### Extrait
—————
SWAYZE (Swayzie, Sweezey), ISAAC, homme politique, juge de paix, fonctionnaire et officier de milice, né en 1751 dans le comté de Morris (New Jersey), fils de Caleb Swayze et de Miriam Drake ; il épousa Bethia Luce, puis Sarah Secord, et finalement le 18 septembre 1806 une veuve, Lena Ferris ; décédé le 11 février 1828 près de Niagara (Niagara-on-the-Lake, Ontario).

Les ancêtres d’Isaac Swayze quittèrent l’Allemagne au début du xviie siècle et s’établirent à Salem, dans la colonie du Massachusetts. Ils allèrent ensuite s’installer à l’île Long, dans la colonie de New York, et enfin dans le comté de Morris, où Swayze se trouvait lorsque éclata la guerre d’Indépendance américaine. Sa famille, selon lui, ne tarda pas à soutenir la cause britannique, et Swayze lui-même fit du service comme agent secret. Il fut fait prisonnier à deux reprises et reçut de graves blessures au cours du conflit. On raconte qu’il fut condamné à mort pendant qu’il était en prison. Sa femme, semble-t-il, lui rendit visite le jour de son exécution et changea de vêtements avec lui. Swayze s’évada et ne la revit jamais. Ce qu’il y a de sûr, c’est qu’il s’échappa de prison le 4 septembre 1780 à Morristown et qu’une récompense de £5 000 fut offerte pour sa capture. On le décrivait comme un homme de cinq pieds huit ou cinq pieds neuf pouces, ayant le teint d’un blond roux et une cicatrice à la tempe faite par une balle. En juin 1783, Swayze fut jeté en prison par les autorités britanniques à New York, parce qu’on le soupçonnait d’avoir commis un vol à l’île Long. Élargi le mois suivant, il reçut néanmoins l’ordre de quitter la ville immédiatement. À partir de ce moment et jusqu’à la fin de sa vie, il fut soupçonné d’actes criminels.
—————
### Matériel fourni
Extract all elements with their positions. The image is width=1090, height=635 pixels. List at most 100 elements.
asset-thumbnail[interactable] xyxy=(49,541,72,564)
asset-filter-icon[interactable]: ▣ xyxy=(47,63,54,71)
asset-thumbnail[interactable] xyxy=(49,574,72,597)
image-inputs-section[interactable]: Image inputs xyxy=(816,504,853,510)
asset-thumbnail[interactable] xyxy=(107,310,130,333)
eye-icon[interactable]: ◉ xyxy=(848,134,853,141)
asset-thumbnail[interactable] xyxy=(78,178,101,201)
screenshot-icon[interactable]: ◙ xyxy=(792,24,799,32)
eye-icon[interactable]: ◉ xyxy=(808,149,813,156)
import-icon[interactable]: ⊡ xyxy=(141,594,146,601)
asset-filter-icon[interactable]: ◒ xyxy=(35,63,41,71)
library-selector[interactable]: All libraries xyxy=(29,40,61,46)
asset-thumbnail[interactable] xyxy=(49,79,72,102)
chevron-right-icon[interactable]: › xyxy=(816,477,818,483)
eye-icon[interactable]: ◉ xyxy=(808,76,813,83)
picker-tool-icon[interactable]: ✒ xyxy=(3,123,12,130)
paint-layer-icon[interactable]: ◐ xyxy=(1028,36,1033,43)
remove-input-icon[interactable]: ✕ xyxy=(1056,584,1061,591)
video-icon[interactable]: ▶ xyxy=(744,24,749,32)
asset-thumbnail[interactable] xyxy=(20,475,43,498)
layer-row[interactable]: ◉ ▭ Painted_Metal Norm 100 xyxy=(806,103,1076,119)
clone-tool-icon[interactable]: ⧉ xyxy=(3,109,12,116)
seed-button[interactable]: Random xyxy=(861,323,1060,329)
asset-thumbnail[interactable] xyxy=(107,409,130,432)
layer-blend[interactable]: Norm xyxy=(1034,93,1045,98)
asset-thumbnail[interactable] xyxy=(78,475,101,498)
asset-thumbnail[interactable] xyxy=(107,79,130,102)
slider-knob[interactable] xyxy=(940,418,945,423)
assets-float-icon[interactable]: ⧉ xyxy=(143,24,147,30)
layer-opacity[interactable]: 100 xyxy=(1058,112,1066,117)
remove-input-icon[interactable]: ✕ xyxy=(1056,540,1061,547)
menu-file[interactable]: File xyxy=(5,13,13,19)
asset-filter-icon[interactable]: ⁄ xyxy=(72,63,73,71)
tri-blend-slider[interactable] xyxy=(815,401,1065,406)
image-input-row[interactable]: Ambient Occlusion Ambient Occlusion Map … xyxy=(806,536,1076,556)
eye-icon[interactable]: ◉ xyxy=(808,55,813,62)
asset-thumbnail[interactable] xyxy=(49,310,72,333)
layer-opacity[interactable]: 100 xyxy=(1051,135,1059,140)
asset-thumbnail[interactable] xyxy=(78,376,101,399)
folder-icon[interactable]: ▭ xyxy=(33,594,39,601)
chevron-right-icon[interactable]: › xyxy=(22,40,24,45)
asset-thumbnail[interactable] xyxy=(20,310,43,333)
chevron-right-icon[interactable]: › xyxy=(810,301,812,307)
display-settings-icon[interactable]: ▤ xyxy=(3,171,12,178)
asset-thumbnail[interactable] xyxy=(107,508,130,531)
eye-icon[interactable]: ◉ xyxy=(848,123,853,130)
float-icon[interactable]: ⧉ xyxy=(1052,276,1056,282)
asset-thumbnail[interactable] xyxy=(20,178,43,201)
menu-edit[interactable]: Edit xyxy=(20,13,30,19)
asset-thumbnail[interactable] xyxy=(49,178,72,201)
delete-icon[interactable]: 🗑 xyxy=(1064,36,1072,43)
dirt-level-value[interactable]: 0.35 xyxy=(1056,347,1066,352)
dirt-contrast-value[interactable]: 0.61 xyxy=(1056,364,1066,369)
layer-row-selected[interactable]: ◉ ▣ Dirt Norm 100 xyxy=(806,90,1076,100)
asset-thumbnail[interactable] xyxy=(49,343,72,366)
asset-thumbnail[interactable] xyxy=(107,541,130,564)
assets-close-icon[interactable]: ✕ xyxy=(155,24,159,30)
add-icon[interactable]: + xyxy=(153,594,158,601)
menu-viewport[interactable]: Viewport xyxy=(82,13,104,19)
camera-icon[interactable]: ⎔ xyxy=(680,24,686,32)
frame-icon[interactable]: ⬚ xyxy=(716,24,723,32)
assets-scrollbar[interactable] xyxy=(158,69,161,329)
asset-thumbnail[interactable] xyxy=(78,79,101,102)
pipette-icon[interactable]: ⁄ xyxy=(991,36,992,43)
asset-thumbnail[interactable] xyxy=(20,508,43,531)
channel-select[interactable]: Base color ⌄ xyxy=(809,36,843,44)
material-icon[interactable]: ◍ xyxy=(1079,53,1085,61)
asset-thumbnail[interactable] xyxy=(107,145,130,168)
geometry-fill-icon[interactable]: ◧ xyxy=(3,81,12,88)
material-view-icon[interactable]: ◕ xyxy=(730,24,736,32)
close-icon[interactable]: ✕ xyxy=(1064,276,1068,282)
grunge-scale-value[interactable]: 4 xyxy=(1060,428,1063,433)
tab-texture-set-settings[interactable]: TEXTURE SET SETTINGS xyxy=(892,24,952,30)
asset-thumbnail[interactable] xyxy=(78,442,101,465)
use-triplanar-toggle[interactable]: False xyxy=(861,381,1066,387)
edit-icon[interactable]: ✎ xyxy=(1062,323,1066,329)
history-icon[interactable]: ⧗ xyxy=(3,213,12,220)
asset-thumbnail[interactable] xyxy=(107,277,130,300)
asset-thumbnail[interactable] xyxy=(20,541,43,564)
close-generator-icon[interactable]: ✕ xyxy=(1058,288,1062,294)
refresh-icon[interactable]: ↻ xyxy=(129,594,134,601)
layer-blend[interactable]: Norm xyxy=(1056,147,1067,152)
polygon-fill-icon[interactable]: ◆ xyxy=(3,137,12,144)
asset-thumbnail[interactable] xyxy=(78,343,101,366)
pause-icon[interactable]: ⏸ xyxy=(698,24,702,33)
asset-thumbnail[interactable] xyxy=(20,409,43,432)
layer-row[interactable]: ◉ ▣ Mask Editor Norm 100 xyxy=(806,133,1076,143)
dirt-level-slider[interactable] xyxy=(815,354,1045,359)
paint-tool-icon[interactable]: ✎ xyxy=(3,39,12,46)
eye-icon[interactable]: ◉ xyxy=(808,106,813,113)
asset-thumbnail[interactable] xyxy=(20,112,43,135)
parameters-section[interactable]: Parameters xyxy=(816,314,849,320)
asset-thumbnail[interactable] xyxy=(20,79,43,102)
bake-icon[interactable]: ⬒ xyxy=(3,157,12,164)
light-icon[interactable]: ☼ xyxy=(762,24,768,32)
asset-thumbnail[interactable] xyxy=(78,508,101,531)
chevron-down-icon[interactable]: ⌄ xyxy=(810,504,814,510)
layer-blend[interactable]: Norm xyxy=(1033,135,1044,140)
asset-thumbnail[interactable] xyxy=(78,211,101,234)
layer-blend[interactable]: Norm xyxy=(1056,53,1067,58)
—————
### Travail demandé
(1) Répondez aux questions suivantes sur la notice sur Isaac Swayze.
(a) En quelle année Isaac Swayze est-il né ?
(b) À quelle date s'est-il échappé de prison à Morristown ?
(c) Quel montant de récompense a été offert pour sa capture ?
(2) Recopiez, s'il vous plaît, le passage de la notice sur Isaac Swayze qui va de « SWAYZE (Swayzie, Sweezey), ISAAC, homme » à « Niagara (Niagara-on-the-Lake, Ontario). ».
Le matériel fourni n'a aucun rapport avec la notice sur Isaac Swayze.

### Corrigé
(1)
(a) En 1751.
(b) Le 4 septembre 1780.
(c) £5 000.

(2)
SWAYZE (Swayzie, Sweezey), ISAAC, homme politique, juge de paix, fonctionnaire et officier de milice, né en 1751 dans le comté de Morris (New Jersey), fils de Caleb Swayze et de Miriam Drake ; il épousa Bethia Luce, puis Sarah Secord, et finalement le 18 septembre 1806 une veuve, Lena Ferris ; décédé le 11 février 1828 près de Niagara (Niagara-on-the-Lake, Ontario).